TASK BRIEF
Return the records in full, exactly as given.

EXCERPTED RECORDS
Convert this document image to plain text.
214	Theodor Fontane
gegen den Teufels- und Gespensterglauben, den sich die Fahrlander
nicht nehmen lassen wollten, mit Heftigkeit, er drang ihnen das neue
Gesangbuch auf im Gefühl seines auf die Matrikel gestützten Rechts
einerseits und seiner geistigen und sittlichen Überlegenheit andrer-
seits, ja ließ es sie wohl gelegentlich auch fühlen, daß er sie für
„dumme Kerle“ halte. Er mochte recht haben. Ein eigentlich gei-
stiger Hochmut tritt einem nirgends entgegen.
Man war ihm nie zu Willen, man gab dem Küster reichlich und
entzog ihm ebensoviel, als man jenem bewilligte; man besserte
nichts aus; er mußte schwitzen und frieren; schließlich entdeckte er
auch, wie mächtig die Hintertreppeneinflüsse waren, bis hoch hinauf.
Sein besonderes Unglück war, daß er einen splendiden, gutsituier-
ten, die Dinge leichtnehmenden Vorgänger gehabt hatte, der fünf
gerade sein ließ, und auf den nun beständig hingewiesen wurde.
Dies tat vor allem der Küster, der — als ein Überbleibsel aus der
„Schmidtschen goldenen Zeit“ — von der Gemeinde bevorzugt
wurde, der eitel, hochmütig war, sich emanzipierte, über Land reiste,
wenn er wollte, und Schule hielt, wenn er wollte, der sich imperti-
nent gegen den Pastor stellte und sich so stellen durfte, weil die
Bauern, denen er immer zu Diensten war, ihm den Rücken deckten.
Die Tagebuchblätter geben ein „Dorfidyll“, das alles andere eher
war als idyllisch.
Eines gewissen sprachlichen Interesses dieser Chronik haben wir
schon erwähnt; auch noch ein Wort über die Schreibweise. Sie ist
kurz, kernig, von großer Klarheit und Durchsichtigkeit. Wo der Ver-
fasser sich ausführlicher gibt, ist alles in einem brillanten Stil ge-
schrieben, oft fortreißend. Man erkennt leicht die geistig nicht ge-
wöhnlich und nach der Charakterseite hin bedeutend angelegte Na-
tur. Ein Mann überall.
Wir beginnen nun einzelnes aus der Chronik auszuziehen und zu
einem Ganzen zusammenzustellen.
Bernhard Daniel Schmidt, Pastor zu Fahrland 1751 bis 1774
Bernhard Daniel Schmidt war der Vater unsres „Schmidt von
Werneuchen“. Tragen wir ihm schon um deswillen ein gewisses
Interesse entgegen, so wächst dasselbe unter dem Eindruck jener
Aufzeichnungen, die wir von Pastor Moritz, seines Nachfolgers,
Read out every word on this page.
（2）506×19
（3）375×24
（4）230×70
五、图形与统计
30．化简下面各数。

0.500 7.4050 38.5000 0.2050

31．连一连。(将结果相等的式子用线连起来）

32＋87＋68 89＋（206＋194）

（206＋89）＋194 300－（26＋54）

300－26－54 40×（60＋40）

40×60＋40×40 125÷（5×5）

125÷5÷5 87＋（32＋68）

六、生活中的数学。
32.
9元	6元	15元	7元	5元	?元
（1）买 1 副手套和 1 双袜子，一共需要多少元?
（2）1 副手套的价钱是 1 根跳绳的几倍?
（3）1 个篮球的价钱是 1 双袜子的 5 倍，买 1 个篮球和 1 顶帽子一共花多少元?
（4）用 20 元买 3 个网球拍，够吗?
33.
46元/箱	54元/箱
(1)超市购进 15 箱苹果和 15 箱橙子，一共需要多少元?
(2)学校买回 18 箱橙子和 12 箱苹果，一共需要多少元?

WRITTEN REPLY
Convert this document image to plain text.
214	Theodor Fontane
gegen den Teufels- und Gespensterglauben, den sich die Fahrlander
nicht nehmen lassen wollten, mit Heftigkeit, er drang ihnen das neue
Gesangbuch auf im Gefühl seines auf die Matrikel gestützten Rechts
einerseits und seiner geistigen und sittlichen Überlegenheit andrer-
seits, ja ließ es sie wohl gelegentlich auch fühlen, daß er sie für
„dumme Kerle“ halte. Er mochte recht haben. Ein eigentlich gei-
stiger Hochmut tritt einem nirgends entgegen.
Man war ihm nie zu Willen, man gab dem Küster reichlich und
entzog ihm ebensoviel, als man jenem bewilligte; man besserte
nichts aus; er mußte schwitzen und frieren; schließlich entdeckte er
auch, wie mächtig die Hintertreppeneinflüsse waren, bis hoch hinauf.
Sein besonderes Unglück war, daß er einen splendiden, gutsituier-
ten, die Dinge leichtnehmenden Vorgänger gehabt hatte, der fünf
gerade sein ließ, und auf den nun beständig hingewiesen wurde.
Dies tat vor allem der Küster, der — als ein Überbleibsel aus der
„Schmidtschen goldenen Zeit“ — von der Gemeinde bevorzugt
wurde, der eitel, hochmütig war, sich emanzipierte, über Land reiste,
wenn er wollte, und Schule hielt, wenn er wollte, der sich imperti-
nent gegen den Pastor stellte und sich so stellen durfte, weil die
Bauern, denen er immer zu Diensten war, ihm den Rücken deckten.
Die Tagebuchblätter geben ein „Dorfidyll“, das alles andere eher
war als idyllisch.
Eines gewissen sprachlichen Interesses dieser Chronik haben wir
schon erwähnt; auch noch ein Wort über die Schreibweise. Sie ist
kurz, kernig, von großer Klarheit und Durchsichtigkeit. Wo der Ver-
fasser sich ausführlicher gibt, ist alles in einem brillanten Stil ge-
schrieben, oft fortreißend. Man erkennt leicht die geistig nicht ge-
wöhnlich und nach der Charakterseite hin bedeutend angelegte Na-
tur. Ein Mann überall.
Wir beginnen nun einzelnes aus der Chronik auszuziehen und zu
einem Ganzen zusammenzustellen.
Bernhard Daniel Schmidt, Pastor zu Fahrland 1751 bis 1774
Bernhard Daniel Schmidt war der Vater unsres „Schmidt von
Werneuchen“. Tragen wir ihm schon um deswillen ein gewisses
Interesse entgegen, so wächst dasselbe unter dem Eindruck jener
Aufzeichnungen, die wir von Pastor Moritz, seines Nachfolgers,
Read out every word on this page.
（2）506×19
（3）375×24
（4）230×70
五、图形与统计
30．化简下面各数。

0.500 7.4050 38.5000 0.2050

31．连一连。(将结果相等的式子用线连起来）

32＋87＋68 89＋（206＋194）

（206＋89）＋194 300－（26＋54）

300－26－54 40×（60＋40）

40×60＋40×40 125÷（5×5）

125÷5÷5 87＋（32＋68）

六、生活中的数学。
32.
9元	6元	15元	7元	5元	?元
（1）买 1 副手套和 1 双袜子，一共需要多少元?
（2）1 副手套的价钱是 1 根跳绳的几倍?
（3）1 个篮球的价钱是 1 双袜子的 5 倍，买 1 个篮球和 1 顶帽子一共花多少元?
（4）用 20 元买 3 个网球拍，够吗?
33.
46元/箱	54元/箱
(1)超市购进 15 箱苹果和 15 箱橙子，一共需要多少元?
(2)学校买回 18 箱橙子和 12 箱苹果，一共需要多少元?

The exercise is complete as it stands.